Task brief: Find the lines containing the word "anular" and copy every one of them.

(Dataset excerpt)
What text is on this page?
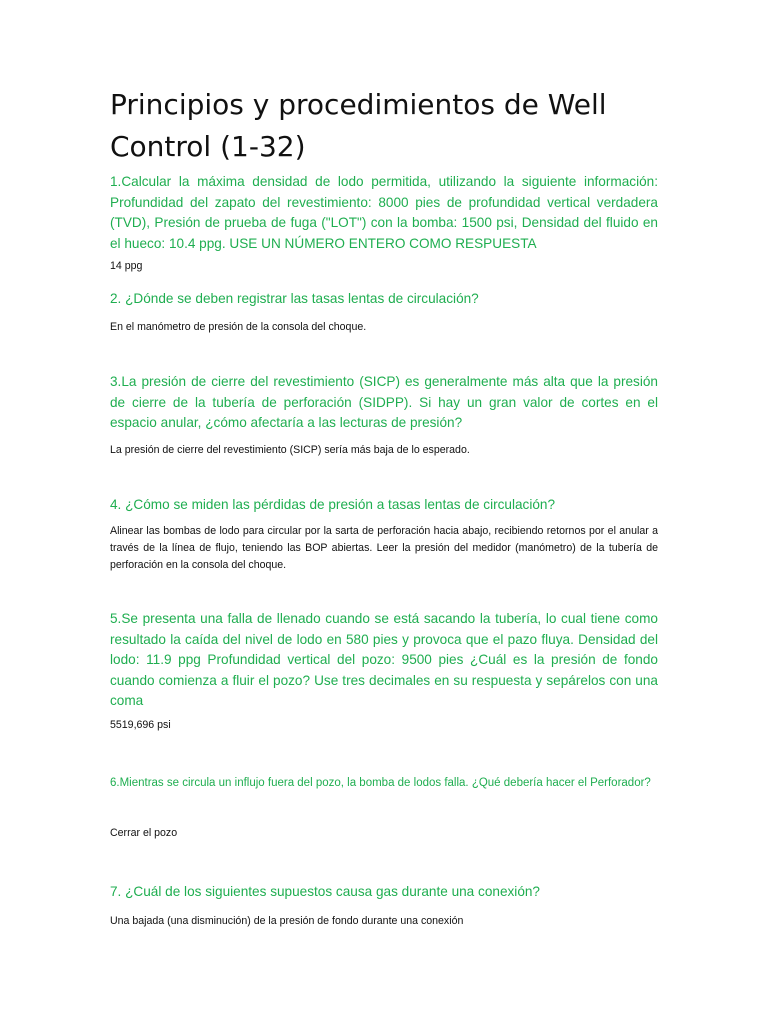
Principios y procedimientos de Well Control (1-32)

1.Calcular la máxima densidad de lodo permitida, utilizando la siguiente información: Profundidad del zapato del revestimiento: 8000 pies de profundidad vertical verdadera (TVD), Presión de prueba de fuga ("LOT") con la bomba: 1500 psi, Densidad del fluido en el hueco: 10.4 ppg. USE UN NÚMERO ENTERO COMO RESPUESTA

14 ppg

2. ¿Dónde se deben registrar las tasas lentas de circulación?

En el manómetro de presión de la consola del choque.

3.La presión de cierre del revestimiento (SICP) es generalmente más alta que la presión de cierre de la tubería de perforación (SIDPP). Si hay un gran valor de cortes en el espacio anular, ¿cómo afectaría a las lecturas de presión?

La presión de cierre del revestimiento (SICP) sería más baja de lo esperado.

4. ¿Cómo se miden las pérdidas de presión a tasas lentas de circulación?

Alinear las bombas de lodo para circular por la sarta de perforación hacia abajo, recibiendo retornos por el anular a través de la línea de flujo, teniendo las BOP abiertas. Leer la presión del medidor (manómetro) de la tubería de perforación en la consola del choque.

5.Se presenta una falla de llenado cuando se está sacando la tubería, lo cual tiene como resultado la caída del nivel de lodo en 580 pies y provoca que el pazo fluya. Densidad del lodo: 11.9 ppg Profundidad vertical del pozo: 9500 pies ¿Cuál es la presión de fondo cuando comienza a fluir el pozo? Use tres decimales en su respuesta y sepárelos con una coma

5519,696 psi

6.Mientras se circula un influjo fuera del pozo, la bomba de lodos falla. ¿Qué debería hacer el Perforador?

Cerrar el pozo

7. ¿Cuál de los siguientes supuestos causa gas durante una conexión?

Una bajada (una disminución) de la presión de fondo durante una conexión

---

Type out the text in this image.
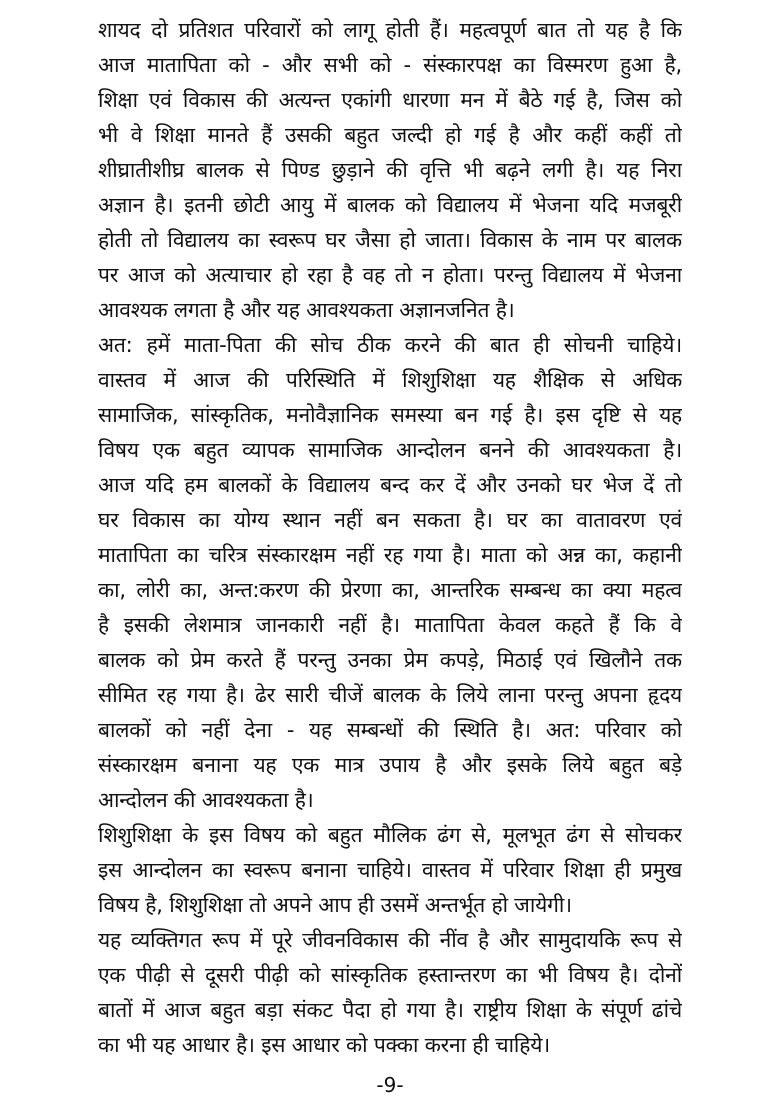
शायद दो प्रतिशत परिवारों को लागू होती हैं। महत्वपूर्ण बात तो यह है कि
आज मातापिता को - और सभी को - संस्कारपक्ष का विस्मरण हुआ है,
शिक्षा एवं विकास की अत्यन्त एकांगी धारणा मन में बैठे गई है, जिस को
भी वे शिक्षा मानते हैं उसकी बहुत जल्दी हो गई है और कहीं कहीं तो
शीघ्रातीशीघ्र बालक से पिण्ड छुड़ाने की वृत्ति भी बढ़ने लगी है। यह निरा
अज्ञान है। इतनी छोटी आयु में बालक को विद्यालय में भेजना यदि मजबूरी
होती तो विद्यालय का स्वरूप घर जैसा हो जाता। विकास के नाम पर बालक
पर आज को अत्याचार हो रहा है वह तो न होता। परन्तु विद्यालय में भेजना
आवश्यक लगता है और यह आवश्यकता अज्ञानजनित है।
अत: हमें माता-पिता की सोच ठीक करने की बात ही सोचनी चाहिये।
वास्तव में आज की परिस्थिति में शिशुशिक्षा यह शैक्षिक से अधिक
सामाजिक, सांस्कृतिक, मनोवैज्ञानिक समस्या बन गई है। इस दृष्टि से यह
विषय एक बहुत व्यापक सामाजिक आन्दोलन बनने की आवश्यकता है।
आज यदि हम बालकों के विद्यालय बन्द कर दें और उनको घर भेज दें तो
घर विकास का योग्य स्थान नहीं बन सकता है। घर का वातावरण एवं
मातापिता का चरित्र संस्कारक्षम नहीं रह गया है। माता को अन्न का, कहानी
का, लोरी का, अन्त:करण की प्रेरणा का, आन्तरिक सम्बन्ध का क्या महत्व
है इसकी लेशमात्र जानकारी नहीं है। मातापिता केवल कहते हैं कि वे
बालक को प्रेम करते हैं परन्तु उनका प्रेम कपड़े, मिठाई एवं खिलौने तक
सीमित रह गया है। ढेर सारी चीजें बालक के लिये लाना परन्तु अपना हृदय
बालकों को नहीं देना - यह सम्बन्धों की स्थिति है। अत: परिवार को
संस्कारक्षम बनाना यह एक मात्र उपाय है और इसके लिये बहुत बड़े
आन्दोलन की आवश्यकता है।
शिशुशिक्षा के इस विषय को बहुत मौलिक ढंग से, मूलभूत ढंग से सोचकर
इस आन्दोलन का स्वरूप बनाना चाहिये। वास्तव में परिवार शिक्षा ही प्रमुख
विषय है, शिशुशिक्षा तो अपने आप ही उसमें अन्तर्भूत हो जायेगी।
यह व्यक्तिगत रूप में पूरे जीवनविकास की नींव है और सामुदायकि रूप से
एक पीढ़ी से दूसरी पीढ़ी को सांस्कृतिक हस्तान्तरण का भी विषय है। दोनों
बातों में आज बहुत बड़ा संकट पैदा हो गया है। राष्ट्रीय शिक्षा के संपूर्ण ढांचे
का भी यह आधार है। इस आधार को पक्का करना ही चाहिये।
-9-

--

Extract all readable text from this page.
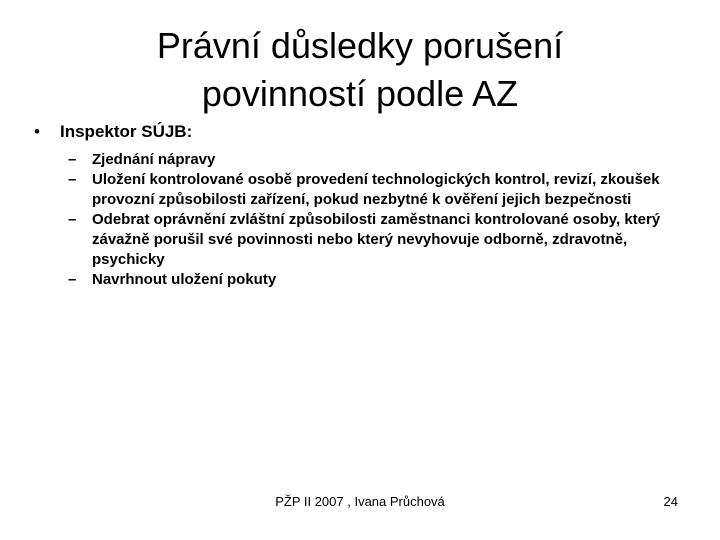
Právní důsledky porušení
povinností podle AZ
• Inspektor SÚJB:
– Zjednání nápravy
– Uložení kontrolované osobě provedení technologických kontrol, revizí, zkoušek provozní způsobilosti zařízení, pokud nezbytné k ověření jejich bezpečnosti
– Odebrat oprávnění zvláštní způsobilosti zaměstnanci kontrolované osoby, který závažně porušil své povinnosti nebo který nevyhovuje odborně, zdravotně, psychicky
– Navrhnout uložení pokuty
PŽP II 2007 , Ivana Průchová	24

Full response:
3.La presión de cierre del revestimiento (SICP) es generalmente más alta que la presión de cierre de la tubería de perforación (SIDPP). Si hay un gran valor de cortes en el espacio anular, ¿cómo afectaría a las lecturas de presión?
Alinear las bombas de lodo para circular por la sarta de perforación hacia abajo, recibiendo retornos por el anular a través de la línea de flujo, teniendo las BOP abiertas. Leer la presión del medidor (manómetro) de la tubería de perforación en la consola del choque.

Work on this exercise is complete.